◆ **RECORDS FOR THIS EXERCISE**:
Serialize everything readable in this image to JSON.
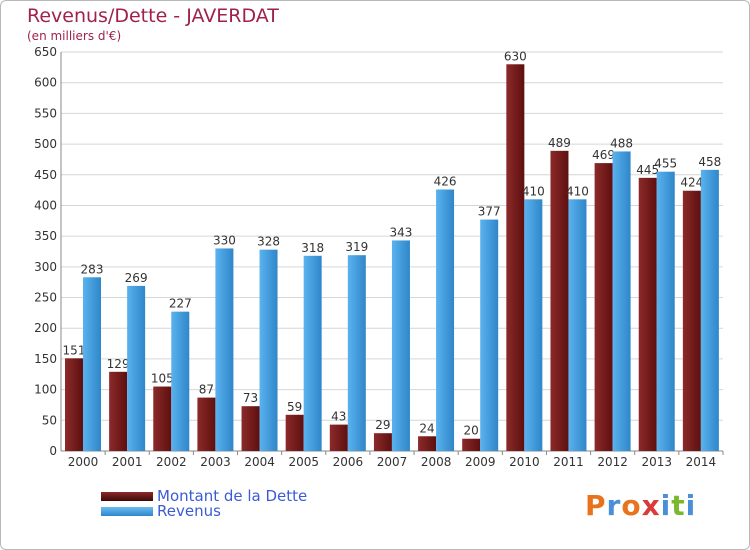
{
  "chart_data": {
    "type": "bar",
    "title": "Revenus/Dette - JAVERDAT",
    "subtitle": "(en milliers d'€)",
    "categories": [
      "2000",
      "2001",
      "2002",
      "2003",
      "2004",
      "2005",
      "2006",
      "2007",
      "2008",
      "2009",
      "2010",
      "2011",
      "2012",
      "2013",
      "2014"
    ],
    "series": [
      {
        "name": "Montant de la Dette",
        "color": "#7b1e1e",
        "values": [
          151,
          129,
          105,
          87,
          73,
          59,
          43,
          29,
          24,
          20,
          630,
          489,
          469,
          445,
          424
        ]
      },
      {
        "name": "Revenus",
        "color": "#4ea6e4",
        "values": [
          283,
          269,
          227,
          330,
          328,
          318,
          319,
          343,
          426,
          377,
          410,
          410,
          488,
          455,
          458
        ]
      }
    ],
    "ylim": [
      0,
      650
    ],
    "yticks": [
      0,
      50,
      100,
      150,
      200,
      250,
      300,
      350,
      400,
      450,
      500,
      550,
      600,
      650
    ],
    "grid": true,
    "legend": "bottom-left"
  },
  "logo": {
    "letters": [
      "P",
      "r",
      "o",
      "x",
      "i",
      "t",
      "i"
    ],
    "colors": [
      "#e8731c",
      "#4a90d9",
      "#e8731c",
      "#d93b3b",
      "#4a90d9",
      "#7ab82e",
      "#4a90d9"
    ]
  }
}
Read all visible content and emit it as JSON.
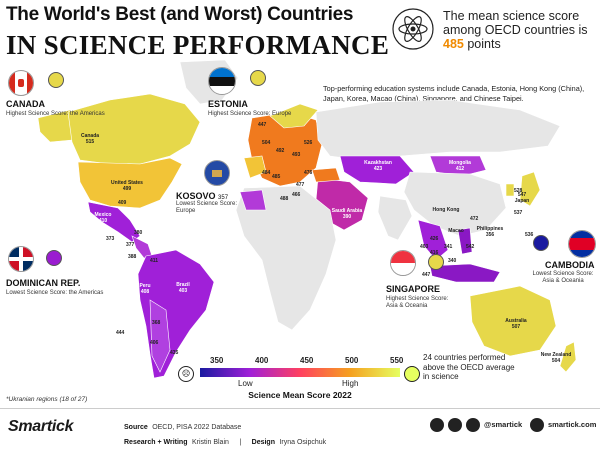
{
  "title": {
    "line1": "The World's Best (and Worst) Countries",
    "line2": "IN SCIENCE PERFORMANCE"
  },
  "oecd": {
    "text": "The mean science score among OECD countries is",
    "value": "485",
    "unit": "points"
  },
  "note": "Top-performing education systems include Canada, Estonia, Hong Kong (China), Japan, Korea, Macao (China), Singapore, and Chinese Taipei.",
  "callouts": {
    "canada": {
      "name": "CANADA",
      "sub": "Highest Science Score: the Americas"
    },
    "estonia": {
      "name": "ESTONIA",
      "sub": "Highest Science Score: Europe"
    },
    "kosovo": {
      "name": "KOSOVO",
      "score": "357",
      "sub": "Lowest Science Score: Europe"
    },
    "dominican": {
      "name": "DOMINICAN REP.",
      "sub": "Lowest Science Score: the Americas"
    },
    "singapore": {
      "name": "SINGAPORE",
      "sub": "Highest Science Score: Asia & Oceania"
    },
    "cambodia": {
      "name": "CAMBODIA",
      "sub": "Lowest Science Score: Asia & Oceania"
    }
  },
  "countries": {
    "canada": {
      "name": "Canada",
      "score": "515"
    },
    "us": {
      "name": "United States",
      "score": "499"
    },
    "mexico": {
      "name": "Mexico",
      "score": "410"
    },
    "brazil": {
      "name": "Brazil",
      "score": "403"
    },
    "peru": {
      "name": "Peru",
      "score": "408"
    },
    "kazakhstan": {
      "name": "Kazakhstan",
      "score": "423"
    },
    "mongolia": {
      "name": "Mongolia",
      "score": "412"
    },
    "saudi": {
      "name": "Saudi Arabia",
      "score": "390"
    },
    "australia": {
      "name": "Australia",
      "score": "507"
    },
    "nz": {
      "name": "New Zealand",
      "score": "504"
    },
    "indonesia": {
      "name": "Indonesia",
      "score": "383"
    },
    "japan": {
      "name": "Japan",
      "score": "547"
    },
    "hongkong": {
      "name": "Hong Kong",
      "score": "520"
    },
    "macao": {
      "name": "Macao",
      "score": "543"
    },
    "philippines": {
      "name": "Philippines",
      "score": "356"
    }
  },
  "map_numbers": [
    "447",
    "504",
    "526",
    "492",
    "493",
    "484",
    "485",
    "477",
    "466",
    "476",
    "488",
    "373",
    "377",
    "380",
    "388",
    "411",
    "444",
    "406",
    "435",
    "368",
    "409",
    "536",
    "528",
    "537",
    "472",
    "416",
    "501",
    "403",
    "447",
    "426",
    "341",
    "340",
    "542"
  ],
  "legend": {
    "ticks": [
      "350",
      "400",
      "450",
      "500",
      "550"
    ],
    "low": "Low",
    "high": "High",
    "title": "Science Mean Score 2022"
  },
  "oecd_note": "24 countries performed above the OECD average in science",
  "ukraine_note": "*Ukranian regions (18 of 27)",
  "footer": {
    "brand": "Smartick",
    "source_label": "Source",
    "source": "OECD, PISA 2022 Database",
    "research_label": "Research + Writing",
    "research": "Kristin Blain",
    "design_label": "Design",
    "design": "Iryna Osipchuk",
    "site": "smartick.com"
  },
  "colors": {
    "accent": "#f08a00",
    "purple_low": "#a020d8",
    "yellow_high": "#e6d84a",
    "orange_mid": "#f07a1e"
  }
}
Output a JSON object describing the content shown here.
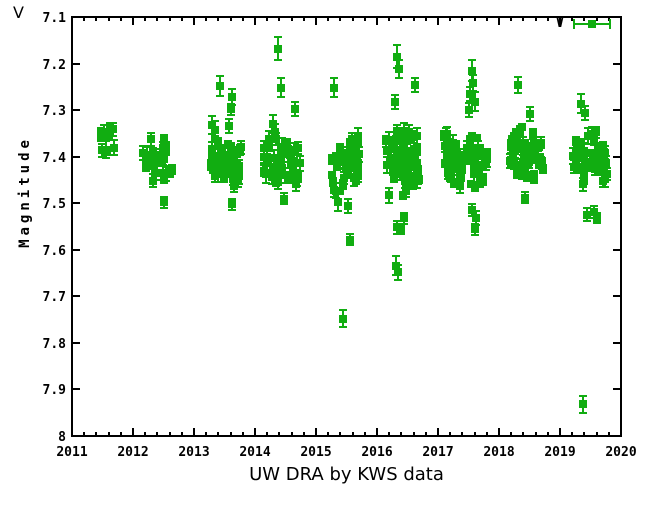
{
  "corner_label": "V",
  "legend": {
    "label": "V"
  },
  "y_axis_label": "Magnitude",
  "title": "UW DRA by KWS data",
  "colors": {
    "point_green": "#11ad11",
    "axis_black": "#000000",
    "background": "#ffffff"
  },
  "chart_data": {
    "type": "scatter",
    "title": "UW DRA by KWS data",
    "xlabel": "",
    "ylabel": "Magnitude",
    "legend_entries": [
      "V"
    ],
    "legend_position": "top-right-inside",
    "marker": "filled-square-with-vertical-error-bars",
    "x_range": [
      2011,
      2020
    ],
    "y_range_top_to_bottom": [
      7.1,
      8.0
    ],
    "y_axis_inverted": true,
    "grid": false,
    "x_major_ticks": [
      2011,
      2012,
      2013,
      2014,
      2015,
      2016,
      2017,
      2018,
      2019,
      2020
    ],
    "x_tick_labels": [
      "2011",
      "2012",
      "2013",
      "2014",
      "2015",
      "2016",
      "2017",
      "2018",
      "2019",
      "2020"
    ],
    "x_minor_tick_step": 0.2,
    "y_major_ticks": [
      7.1,
      7.2,
      7.3,
      7.4,
      7.5,
      7.6,
      7.7,
      7.8,
      7.9,
      8.0
    ],
    "y_tick_labels": [
      "7.1",
      "7.2",
      "7.3",
      "7.4",
      "7.5",
      "7.6",
      "7.7",
      "7.8",
      "7.9",
      "8"
    ],
    "clusters": [
      {
        "x_min": 2011.46,
        "x_max": 2011.73,
        "n": 10,
        "mag_mean": 7.372,
        "mag_spread": 0.042,
        "seed": 101
      },
      {
        "x_min": 2012.15,
        "x_max": 2012.65,
        "n": 26,
        "mag_mean": 7.405,
        "mag_spread": 0.055,
        "seed": 202
      },
      {
        "x_min": 2013.27,
        "x_max": 2013.78,
        "n": 38,
        "mag_mean": 7.41,
        "mag_spread": 0.057,
        "seed": 303
      },
      {
        "x_min": 2014.14,
        "x_max": 2014.75,
        "n": 46,
        "mag_mean": 7.405,
        "mag_spread": 0.062,
        "seed": 404
      },
      {
        "x_min": 2015.25,
        "x_max": 2015.72,
        "n": 44,
        "mag_mean": 7.41,
        "mag_spread": 0.068,
        "seed": 505
      },
      {
        "x_min": 2016.14,
        "x_max": 2016.7,
        "n": 70,
        "mag_mean": 7.41,
        "mag_spread": 0.075,
        "seed": 606
      },
      {
        "x_min": 2017.1,
        "x_max": 2017.85,
        "n": 66,
        "mag_mean": 7.405,
        "mag_spread": 0.062,
        "seed": 707
      },
      {
        "x_min": 2018.18,
        "x_max": 2018.72,
        "n": 52,
        "mag_mean": 7.395,
        "mag_spread": 0.058,
        "seed": 808
      },
      {
        "x_min": 2019.2,
        "x_max": 2019.78,
        "n": 46,
        "mag_mean": 7.4,
        "mag_spread": 0.058,
        "seed": 909
      }
    ],
    "outliers": [
      {
        "x": 2012.5,
        "mag": 7.498,
        "err": 0.012
      },
      {
        "x": 2013.42,
        "mag": 7.248,
        "err": 0.022
      },
      {
        "x": 2013.63,
        "mag": 7.272,
        "err": 0.018
      },
      {
        "x": 2013.6,
        "mag": 7.298,
        "err": 0.012
      },
      {
        "x": 2013.3,
        "mag": 7.332,
        "err": 0.02
      },
      {
        "x": 2013.35,
        "mag": 7.342,
        "err": 0.018
      },
      {
        "x": 2013.57,
        "mag": 7.335,
        "err": 0.015
      },
      {
        "x": 2013.62,
        "mag": 7.502,
        "err": 0.012
      },
      {
        "x": 2014.38,
        "mag": 7.168,
        "err": 0.025
      },
      {
        "x": 2014.43,
        "mag": 7.252,
        "err": 0.02
      },
      {
        "x": 2014.65,
        "mag": 7.298,
        "err": 0.015
      },
      {
        "x": 2014.3,
        "mag": 7.33,
        "err": 0.02
      },
      {
        "x": 2014.47,
        "mag": 7.49,
        "err": 0.012
      },
      {
        "x": 2015.3,
        "mag": 7.252,
        "err": 0.02
      },
      {
        "x": 2015.36,
        "mag": 7.498,
        "err": 0.018
      },
      {
        "x": 2015.53,
        "mag": 7.505,
        "err": 0.015
      },
      {
        "x": 2015.56,
        "mag": 7.578,
        "err": 0.012
      },
      {
        "x": 2015.44,
        "mag": 7.748,
        "err": 0.018
      },
      {
        "x": 2016.33,
        "mag": 7.185,
        "err": 0.025
      },
      {
        "x": 2016.36,
        "mag": 7.212,
        "err": 0.02
      },
      {
        "x": 2016.62,
        "mag": 7.246,
        "err": 0.016
      },
      {
        "x": 2016.3,
        "mag": 7.282,
        "err": 0.015
      },
      {
        "x": 2016.45,
        "mag": 7.532,
        "err": 0.012
      },
      {
        "x": 2016.33,
        "mag": 7.552,
        "err": 0.014
      },
      {
        "x": 2016.4,
        "mag": 7.556,
        "err": 0.01
      },
      {
        "x": 2016.31,
        "mag": 7.634,
        "err": 0.02
      },
      {
        "x": 2016.35,
        "mag": 7.648,
        "err": 0.016
      },
      {
        "x": 2017.55,
        "mag": 7.215,
        "err": 0.022
      },
      {
        "x": 2017.57,
        "mag": 7.242,
        "err": 0.018
      },
      {
        "x": 2017.53,
        "mag": 7.266,
        "err": 0.015
      },
      {
        "x": 2017.61,
        "mag": 7.282,
        "err": 0.02
      },
      {
        "x": 2017.5,
        "mag": 7.3,
        "err": 0.015
      },
      {
        "x": 2017.56,
        "mag": 7.514,
        "err": 0.013
      },
      {
        "x": 2017.62,
        "mag": 7.532,
        "err": 0.015
      },
      {
        "x": 2017.6,
        "mag": 7.556,
        "err": 0.012
      },
      {
        "x": 2018.31,
        "mag": 7.246,
        "err": 0.018
      },
      {
        "x": 2018.5,
        "mag": 7.308,
        "err": 0.015
      },
      {
        "x": 2018.43,
        "mag": 7.488,
        "err": 0.012
      },
      {
        "x": 2019.35,
        "mag": 7.286,
        "err": 0.02
      },
      {
        "x": 2019.41,
        "mag": 7.306,
        "err": 0.015
      },
      {
        "x": 2019.55,
        "mag": 7.518,
        "err": 0.013
      },
      {
        "x": 2019.61,
        "mag": 7.532,
        "err": 0.011
      },
      {
        "x": 2019.44,
        "mag": 7.525,
        "err": 0.014
      },
      {
        "x": 2019.38,
        "mag": 7.932,
        "err": 0.018
      }
    ]
  }
}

◆ **STATED GOAL**: Determine how many lines of the listing above hold the word "seed". Report that number without anything else.

◆ **SOLUTION TO THIS EXERCISE**: 9